* STORED DATA
________________________________________

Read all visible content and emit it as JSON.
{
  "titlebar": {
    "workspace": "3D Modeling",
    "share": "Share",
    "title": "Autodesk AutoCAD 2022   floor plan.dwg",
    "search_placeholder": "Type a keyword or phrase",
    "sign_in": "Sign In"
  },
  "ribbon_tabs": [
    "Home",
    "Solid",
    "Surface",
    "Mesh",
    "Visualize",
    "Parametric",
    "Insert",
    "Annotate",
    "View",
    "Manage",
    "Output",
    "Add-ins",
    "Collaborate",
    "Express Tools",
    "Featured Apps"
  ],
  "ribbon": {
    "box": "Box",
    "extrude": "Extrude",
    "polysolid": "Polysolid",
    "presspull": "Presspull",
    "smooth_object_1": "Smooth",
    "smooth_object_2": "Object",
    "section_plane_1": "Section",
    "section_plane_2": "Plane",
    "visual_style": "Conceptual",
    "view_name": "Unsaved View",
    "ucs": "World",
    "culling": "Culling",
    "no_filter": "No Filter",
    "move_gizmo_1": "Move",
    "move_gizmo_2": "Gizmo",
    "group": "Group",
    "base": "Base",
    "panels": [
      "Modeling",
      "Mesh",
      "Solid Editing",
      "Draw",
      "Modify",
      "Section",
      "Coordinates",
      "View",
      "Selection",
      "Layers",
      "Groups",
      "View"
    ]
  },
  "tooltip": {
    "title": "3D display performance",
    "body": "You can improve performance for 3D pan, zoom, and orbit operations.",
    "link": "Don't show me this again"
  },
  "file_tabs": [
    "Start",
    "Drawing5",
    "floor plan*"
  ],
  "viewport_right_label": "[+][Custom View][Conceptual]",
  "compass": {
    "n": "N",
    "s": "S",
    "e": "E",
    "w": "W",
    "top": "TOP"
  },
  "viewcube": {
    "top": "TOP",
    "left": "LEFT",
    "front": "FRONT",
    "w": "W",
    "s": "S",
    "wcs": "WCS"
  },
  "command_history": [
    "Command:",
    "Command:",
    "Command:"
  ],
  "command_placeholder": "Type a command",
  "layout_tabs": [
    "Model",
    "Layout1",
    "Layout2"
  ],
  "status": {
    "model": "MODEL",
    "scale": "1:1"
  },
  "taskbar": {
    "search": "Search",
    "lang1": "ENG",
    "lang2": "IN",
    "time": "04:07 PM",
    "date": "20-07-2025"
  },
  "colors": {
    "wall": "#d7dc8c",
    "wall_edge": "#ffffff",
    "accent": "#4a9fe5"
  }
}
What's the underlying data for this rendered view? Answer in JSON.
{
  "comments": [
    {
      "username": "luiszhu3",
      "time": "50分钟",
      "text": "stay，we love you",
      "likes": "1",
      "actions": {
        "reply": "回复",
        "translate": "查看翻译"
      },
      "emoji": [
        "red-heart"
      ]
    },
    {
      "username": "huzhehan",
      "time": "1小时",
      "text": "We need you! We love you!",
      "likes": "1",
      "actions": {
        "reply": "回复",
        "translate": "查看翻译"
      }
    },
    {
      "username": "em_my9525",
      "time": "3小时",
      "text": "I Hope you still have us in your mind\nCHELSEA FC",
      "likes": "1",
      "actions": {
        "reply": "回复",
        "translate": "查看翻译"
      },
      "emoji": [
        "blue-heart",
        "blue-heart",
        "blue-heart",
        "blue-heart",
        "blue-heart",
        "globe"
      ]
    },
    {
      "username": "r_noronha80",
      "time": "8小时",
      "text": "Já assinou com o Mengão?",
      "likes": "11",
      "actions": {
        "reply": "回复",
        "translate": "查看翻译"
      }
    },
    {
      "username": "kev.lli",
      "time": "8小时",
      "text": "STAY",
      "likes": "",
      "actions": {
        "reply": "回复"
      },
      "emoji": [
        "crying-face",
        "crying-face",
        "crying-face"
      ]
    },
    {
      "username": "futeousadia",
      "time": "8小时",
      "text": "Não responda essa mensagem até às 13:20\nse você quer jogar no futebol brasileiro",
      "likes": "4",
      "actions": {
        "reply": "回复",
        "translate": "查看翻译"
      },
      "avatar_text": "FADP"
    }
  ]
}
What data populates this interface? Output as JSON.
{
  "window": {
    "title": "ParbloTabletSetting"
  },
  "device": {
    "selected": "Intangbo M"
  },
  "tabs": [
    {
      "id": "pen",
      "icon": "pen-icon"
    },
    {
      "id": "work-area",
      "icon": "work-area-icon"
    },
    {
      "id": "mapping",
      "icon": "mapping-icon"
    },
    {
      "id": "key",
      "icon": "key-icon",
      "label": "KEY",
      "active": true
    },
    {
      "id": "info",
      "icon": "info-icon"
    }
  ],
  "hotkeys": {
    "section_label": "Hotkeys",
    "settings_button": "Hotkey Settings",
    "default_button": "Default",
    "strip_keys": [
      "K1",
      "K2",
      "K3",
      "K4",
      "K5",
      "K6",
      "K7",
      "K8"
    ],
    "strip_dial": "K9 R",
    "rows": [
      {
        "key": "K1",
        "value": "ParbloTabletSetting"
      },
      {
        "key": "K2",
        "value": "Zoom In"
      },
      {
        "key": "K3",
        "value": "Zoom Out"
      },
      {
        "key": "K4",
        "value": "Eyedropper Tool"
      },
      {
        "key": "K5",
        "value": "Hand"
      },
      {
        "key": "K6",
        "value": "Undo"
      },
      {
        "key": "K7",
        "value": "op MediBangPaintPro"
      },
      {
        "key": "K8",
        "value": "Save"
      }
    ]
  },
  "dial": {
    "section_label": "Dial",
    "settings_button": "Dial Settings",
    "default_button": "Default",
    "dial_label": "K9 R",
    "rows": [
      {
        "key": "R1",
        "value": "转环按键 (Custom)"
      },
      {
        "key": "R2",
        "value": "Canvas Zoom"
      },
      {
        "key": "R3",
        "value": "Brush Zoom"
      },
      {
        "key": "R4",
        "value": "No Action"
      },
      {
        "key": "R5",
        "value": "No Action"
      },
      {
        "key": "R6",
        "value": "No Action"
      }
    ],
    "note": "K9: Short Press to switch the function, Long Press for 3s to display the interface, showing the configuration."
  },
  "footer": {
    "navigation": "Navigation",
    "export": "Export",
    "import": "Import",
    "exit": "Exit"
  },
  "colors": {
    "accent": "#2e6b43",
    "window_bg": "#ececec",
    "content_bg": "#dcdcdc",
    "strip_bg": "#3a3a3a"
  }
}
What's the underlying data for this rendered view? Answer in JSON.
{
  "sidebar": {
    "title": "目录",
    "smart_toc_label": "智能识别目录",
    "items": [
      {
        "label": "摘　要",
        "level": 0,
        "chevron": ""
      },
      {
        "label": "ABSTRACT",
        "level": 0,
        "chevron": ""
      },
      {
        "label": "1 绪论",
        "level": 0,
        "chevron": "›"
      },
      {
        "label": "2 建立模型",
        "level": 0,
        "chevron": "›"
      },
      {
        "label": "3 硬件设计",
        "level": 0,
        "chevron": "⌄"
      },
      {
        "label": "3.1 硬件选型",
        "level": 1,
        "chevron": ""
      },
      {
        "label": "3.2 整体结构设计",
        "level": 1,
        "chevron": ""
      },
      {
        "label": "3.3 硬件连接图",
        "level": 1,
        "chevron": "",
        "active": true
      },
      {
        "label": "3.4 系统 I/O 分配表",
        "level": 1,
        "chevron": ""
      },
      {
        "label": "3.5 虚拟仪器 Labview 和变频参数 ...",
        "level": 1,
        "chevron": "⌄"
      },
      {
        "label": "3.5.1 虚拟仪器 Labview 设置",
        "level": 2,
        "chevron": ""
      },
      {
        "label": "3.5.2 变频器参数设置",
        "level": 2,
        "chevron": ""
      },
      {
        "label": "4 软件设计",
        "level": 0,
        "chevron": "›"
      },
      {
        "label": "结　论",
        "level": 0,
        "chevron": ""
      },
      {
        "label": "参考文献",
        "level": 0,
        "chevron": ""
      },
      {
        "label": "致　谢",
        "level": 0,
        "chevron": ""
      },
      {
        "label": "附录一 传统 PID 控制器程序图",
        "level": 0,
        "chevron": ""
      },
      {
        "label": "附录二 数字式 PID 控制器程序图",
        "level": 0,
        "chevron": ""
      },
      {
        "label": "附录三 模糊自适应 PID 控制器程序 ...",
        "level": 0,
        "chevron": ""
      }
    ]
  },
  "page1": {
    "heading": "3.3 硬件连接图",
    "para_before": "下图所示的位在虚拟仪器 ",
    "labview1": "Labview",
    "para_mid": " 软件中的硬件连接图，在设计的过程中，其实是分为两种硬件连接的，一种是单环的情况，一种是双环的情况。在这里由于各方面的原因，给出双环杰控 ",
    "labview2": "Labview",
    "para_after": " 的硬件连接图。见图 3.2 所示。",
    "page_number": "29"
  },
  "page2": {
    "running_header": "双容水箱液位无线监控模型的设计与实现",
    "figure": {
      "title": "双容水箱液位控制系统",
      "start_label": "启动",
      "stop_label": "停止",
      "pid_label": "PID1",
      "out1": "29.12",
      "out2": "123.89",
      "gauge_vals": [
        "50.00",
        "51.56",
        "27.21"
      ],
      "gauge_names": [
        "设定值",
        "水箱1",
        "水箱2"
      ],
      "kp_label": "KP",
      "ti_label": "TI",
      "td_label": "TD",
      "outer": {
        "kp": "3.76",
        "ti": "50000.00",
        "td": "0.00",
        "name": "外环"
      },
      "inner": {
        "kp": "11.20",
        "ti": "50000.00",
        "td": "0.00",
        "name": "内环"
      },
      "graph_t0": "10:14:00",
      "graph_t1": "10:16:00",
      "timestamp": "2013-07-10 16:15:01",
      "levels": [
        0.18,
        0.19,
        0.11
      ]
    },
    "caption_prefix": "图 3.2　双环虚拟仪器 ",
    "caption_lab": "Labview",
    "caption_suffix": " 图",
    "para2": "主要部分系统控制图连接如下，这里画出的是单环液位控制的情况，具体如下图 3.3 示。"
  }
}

________________________________________

* GIVEN TASK
Search the data for the string "display" and copy each line where it appears.

* TASK RESULT
    "title": "3D display performance",
    "note": "K9: Short Press to switch the function, Long Press for 3s to display the interface, showing the configuration."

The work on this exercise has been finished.